◆ SHORT TASK:
Repeat the data that follows, word for word, without the images.

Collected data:
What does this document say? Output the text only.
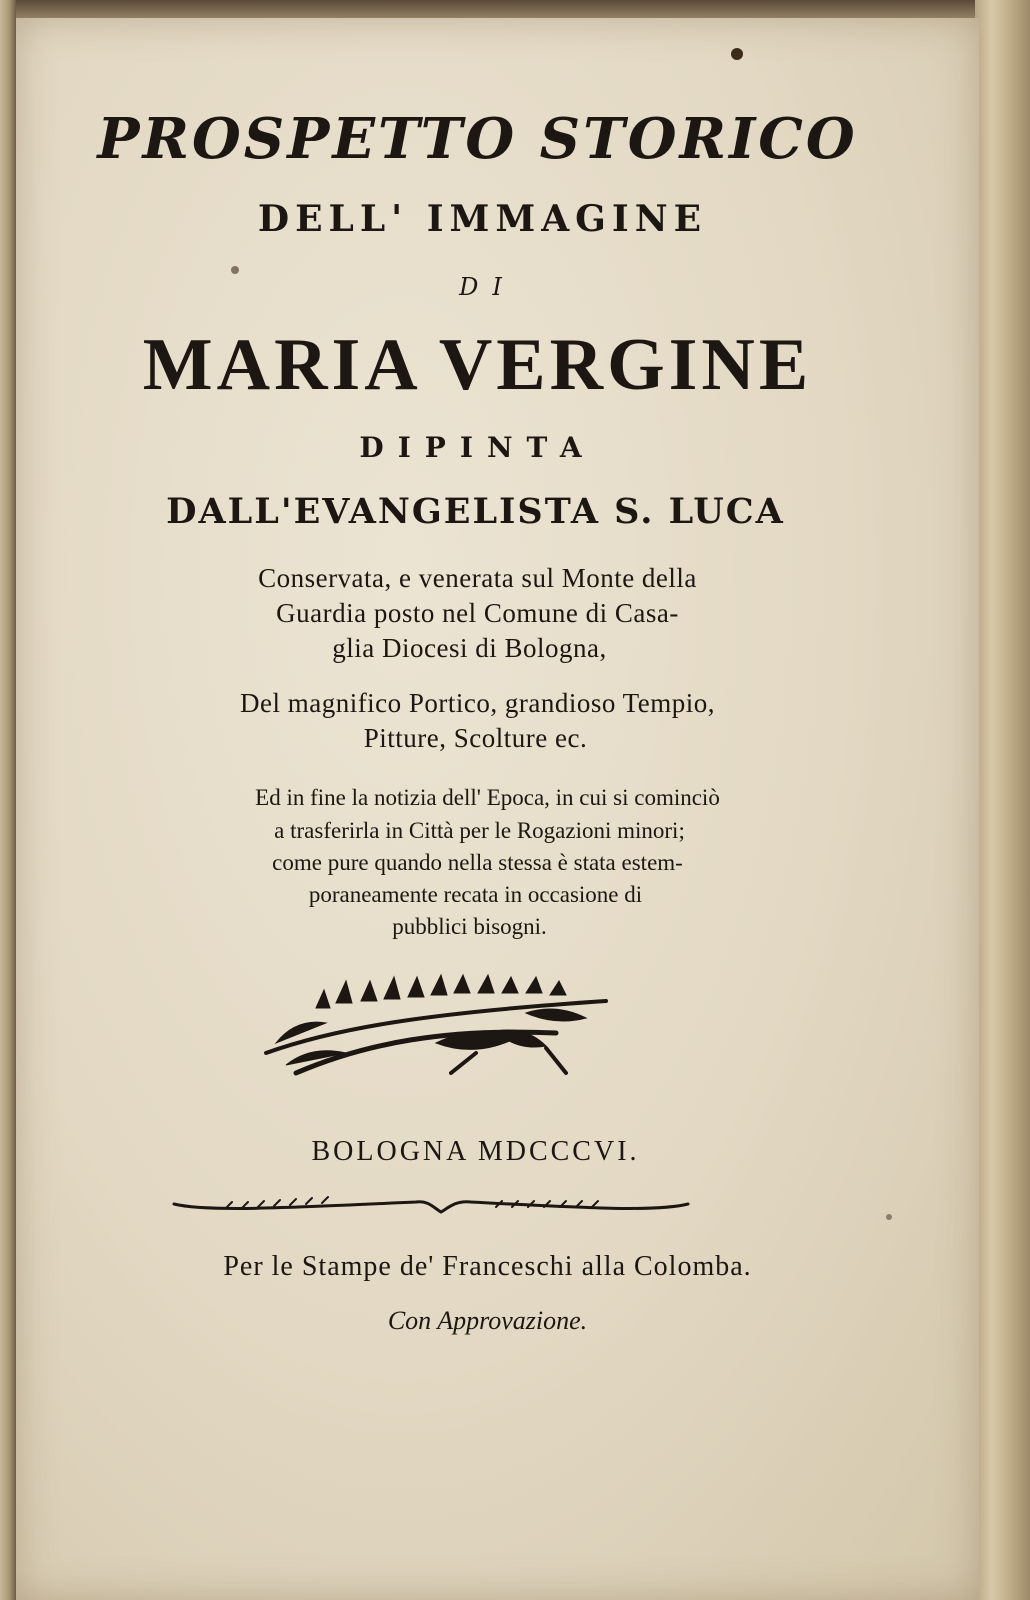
PROSPETTO STORICO

DELL' IMMAGINE

DI

MARIA VERGINE

DIPINTA

DALL'EVANGELISTA S. LUCA

Conservata, e venerata sul Monte della

Guardia posto nel Comune di Casa-

glia Diocesi di Bologna,

Del magnifico Portico, grandioso Tempio,

Pitture, Scolture ec.

Ed in fine la notizia dell' Epoca, in cui si cominciò

a trasferirla in Città per le Rogazioni minori;

come pure quando nella stessa è stata estem-

poraneamente recata in occasione di

pubblici bisogni.

BOLOGNA MDCCCVI.

Per le Stampe de' Franceschi alla Colomba.

Con Approvazione.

◆ EXERCISE RESPONSE:
What does this document say? Output the text only.
PROSPETTO STORICO

DELL' IMMAGINE

DI

MARIA VERGINE

DIPINTA

DALL'EVANGELISTA S. LUCA

Conservata, e venerata sul Monte della

Guardia posto nel Comune di Casa-

glia Diocesi di Bologna,

Del magnifico Portico, grandioso Tempio,

Pitture, Scolture ec.

Ed in fine la notizia dell' Epoca, in cui si cominciò

a trasferirla in Città per le Rogazioni minori;

come pure quando nella stessa è stata estem-

poraneamente recata in occasione di

pubblici bisogni.

BOLOGNA MDCCCVI.

Per le Stampe de' Franceschi alla Colomba.

Con Approvazione.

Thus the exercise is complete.